Problemas por resolver.
A – Duplica el fragmento del texto proporcionado desde "Dicha crisis la" hasta "y haciendo política.".
B – Según el texto proporcionado, ¿de qué depende hoy la inserción laboral?

Texto proporcionado.
....................

Dicha crisis la han tratado de resolver la mayoría de las universidades, que no cuentan con suficiente músculo financiero, con despidos masivos de profesores y administrativos, jubilaciones forzadas, cambios en los contratos laborales bajo amenaza, recortes a la inversión en investigación y a la movilidad docente, y reducción del gasto en mantenimiento de sus instalaciones. ¿Y el Ministerio de Educación? Desorientado y haciendo política.
Aunque está claro que el problema de fondo no lo explica la transición demográfica, algunas de estas universidades buscan justificar la debacle en sus finanzas por este fenómeno, ya que el número de estudiantes matriculados sigue bajando, en proporción directa a su calidad educativa. La inserción laboral ya no depende de la emisión de un título de una universidad en particular sino de que el profesional a contratar cuente con las competencias para llevar adelante sus tareas, a menudo con salarios irrisorios, que no compensan el esfuerzo ni la enorme inversión en préstamos educativos.

....................

Datos para revisión.
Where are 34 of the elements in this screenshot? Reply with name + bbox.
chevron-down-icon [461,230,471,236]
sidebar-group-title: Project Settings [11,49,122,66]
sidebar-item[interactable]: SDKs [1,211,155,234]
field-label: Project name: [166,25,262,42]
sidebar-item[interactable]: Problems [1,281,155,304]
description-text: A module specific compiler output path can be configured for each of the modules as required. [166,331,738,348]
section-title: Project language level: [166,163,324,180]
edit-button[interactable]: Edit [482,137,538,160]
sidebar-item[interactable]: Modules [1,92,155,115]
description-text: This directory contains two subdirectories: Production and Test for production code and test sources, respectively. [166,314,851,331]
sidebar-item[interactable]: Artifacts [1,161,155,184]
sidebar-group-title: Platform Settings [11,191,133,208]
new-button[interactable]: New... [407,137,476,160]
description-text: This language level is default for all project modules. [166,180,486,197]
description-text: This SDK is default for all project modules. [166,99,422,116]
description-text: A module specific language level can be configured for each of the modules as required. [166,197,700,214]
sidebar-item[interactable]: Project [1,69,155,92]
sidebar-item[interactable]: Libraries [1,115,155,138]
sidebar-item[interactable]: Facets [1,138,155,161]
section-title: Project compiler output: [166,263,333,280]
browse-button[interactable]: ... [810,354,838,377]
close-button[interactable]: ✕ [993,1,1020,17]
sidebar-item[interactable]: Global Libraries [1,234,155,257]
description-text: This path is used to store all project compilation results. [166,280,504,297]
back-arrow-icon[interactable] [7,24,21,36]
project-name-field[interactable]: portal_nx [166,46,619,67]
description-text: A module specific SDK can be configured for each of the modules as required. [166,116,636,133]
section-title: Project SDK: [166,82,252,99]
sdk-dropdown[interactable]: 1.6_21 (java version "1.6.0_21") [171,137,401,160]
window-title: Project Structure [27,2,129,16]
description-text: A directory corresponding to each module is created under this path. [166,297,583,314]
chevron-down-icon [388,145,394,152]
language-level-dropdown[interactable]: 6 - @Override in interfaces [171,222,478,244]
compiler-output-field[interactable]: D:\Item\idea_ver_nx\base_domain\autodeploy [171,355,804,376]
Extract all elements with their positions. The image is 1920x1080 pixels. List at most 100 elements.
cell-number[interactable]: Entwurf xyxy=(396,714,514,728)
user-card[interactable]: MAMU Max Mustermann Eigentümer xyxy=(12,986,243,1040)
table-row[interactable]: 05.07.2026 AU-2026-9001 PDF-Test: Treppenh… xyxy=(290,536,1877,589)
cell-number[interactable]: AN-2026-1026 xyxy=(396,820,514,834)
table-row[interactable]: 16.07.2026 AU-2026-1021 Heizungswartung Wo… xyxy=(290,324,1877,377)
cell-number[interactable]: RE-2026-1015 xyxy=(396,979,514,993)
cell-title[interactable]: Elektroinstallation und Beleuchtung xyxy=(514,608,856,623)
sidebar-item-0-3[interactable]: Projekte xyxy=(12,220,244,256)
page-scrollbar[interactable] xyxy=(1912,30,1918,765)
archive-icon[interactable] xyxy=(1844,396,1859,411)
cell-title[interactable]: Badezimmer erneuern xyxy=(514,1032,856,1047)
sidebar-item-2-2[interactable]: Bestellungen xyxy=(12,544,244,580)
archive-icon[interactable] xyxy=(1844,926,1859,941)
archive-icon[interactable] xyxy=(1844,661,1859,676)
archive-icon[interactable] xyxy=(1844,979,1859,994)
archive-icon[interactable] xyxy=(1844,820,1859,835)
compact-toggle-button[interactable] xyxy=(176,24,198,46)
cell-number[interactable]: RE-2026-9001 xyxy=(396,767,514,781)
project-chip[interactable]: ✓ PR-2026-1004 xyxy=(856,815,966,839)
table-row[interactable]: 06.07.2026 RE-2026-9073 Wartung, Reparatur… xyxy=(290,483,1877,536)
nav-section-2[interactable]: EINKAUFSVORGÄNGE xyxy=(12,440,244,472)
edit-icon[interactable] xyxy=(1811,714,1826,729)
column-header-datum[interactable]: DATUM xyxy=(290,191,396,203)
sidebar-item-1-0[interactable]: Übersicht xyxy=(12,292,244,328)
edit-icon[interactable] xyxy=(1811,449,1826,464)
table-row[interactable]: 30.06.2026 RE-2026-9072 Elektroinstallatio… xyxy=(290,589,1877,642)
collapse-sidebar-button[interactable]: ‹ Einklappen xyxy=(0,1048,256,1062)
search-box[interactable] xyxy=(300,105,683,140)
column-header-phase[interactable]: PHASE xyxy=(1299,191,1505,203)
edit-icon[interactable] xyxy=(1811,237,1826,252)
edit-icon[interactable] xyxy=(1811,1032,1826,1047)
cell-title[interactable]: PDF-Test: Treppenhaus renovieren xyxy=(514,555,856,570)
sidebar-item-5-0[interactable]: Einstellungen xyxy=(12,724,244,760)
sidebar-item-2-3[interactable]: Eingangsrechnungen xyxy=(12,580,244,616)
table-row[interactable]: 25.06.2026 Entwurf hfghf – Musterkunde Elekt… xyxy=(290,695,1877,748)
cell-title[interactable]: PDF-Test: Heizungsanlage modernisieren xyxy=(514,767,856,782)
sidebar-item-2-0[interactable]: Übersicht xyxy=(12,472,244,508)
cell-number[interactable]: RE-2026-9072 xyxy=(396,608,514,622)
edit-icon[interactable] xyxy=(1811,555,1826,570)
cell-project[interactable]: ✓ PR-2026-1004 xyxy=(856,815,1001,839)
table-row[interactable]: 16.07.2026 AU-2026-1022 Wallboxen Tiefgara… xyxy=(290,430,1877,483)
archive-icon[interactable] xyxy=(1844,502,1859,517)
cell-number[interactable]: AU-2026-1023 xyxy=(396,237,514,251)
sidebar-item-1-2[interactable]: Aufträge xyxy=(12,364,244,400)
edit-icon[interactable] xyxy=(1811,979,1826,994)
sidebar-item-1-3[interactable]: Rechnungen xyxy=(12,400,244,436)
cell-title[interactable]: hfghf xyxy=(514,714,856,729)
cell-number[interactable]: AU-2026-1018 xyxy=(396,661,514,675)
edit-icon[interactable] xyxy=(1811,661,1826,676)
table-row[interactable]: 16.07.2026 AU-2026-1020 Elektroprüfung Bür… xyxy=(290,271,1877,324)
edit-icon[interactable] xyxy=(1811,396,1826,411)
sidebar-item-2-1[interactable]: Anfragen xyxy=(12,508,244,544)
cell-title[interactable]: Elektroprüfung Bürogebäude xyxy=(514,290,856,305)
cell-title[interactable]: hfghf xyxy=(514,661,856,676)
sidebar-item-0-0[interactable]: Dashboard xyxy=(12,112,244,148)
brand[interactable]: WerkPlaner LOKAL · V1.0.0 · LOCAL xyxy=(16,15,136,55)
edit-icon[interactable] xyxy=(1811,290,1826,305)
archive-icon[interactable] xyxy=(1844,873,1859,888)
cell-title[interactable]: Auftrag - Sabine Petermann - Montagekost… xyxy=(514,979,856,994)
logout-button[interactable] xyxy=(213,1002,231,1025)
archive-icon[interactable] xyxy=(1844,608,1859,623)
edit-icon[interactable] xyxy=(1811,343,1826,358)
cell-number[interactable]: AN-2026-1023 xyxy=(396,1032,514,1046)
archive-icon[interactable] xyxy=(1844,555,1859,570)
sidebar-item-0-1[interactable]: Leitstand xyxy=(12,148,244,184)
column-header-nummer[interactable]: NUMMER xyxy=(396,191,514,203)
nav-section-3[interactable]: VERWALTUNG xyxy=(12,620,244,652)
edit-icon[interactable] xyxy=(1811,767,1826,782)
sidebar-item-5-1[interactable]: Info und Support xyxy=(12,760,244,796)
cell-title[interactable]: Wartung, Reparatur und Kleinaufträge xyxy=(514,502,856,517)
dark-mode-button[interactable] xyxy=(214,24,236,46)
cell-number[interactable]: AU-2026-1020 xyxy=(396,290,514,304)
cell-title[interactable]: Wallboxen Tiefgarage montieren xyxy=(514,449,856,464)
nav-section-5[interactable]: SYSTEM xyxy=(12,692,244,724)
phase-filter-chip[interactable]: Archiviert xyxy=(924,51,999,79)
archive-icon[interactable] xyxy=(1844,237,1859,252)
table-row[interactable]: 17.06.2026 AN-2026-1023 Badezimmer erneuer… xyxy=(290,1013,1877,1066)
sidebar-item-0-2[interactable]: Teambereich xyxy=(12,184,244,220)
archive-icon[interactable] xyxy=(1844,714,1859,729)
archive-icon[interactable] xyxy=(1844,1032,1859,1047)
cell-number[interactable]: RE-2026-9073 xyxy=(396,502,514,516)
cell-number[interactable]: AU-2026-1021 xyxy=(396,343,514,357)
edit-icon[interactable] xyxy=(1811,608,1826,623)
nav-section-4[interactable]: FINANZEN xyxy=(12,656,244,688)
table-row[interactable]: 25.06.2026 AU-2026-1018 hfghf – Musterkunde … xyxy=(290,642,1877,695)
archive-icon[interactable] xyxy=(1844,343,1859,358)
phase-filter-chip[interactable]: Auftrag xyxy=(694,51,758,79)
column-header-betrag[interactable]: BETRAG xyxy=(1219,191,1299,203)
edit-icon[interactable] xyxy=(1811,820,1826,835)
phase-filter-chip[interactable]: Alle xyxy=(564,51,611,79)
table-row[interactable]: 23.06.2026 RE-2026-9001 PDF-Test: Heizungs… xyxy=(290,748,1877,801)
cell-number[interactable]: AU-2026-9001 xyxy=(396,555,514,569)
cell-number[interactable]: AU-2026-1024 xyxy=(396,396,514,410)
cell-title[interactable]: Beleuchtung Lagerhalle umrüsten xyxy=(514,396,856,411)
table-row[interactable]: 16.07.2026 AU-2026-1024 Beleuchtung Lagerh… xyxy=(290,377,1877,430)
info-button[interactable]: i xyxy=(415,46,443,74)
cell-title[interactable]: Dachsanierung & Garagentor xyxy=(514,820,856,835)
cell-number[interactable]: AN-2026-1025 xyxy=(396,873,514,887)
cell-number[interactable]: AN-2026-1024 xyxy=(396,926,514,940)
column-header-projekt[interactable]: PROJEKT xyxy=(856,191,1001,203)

....................

Respuestas del ejercicio.
A –
Dicha crisis la han tratado de resolver la mayoría de las universidades, que no cuentan con suficiente músculo financiero, con despidos masivos de profesores y administrativos, jubilaciones forzadas, cambios en los contratos laborales bajo amenaza, recortes a la inversión en investigación y a la movilidad docente, y reducción del gasto en mantenimiento de sus instalaciones. ¿Y el Ministerio de Educación? Desorientado y haciendo política.

B – De que el profesional a contratar cuente con las competencias para llevar adelante sus tareas.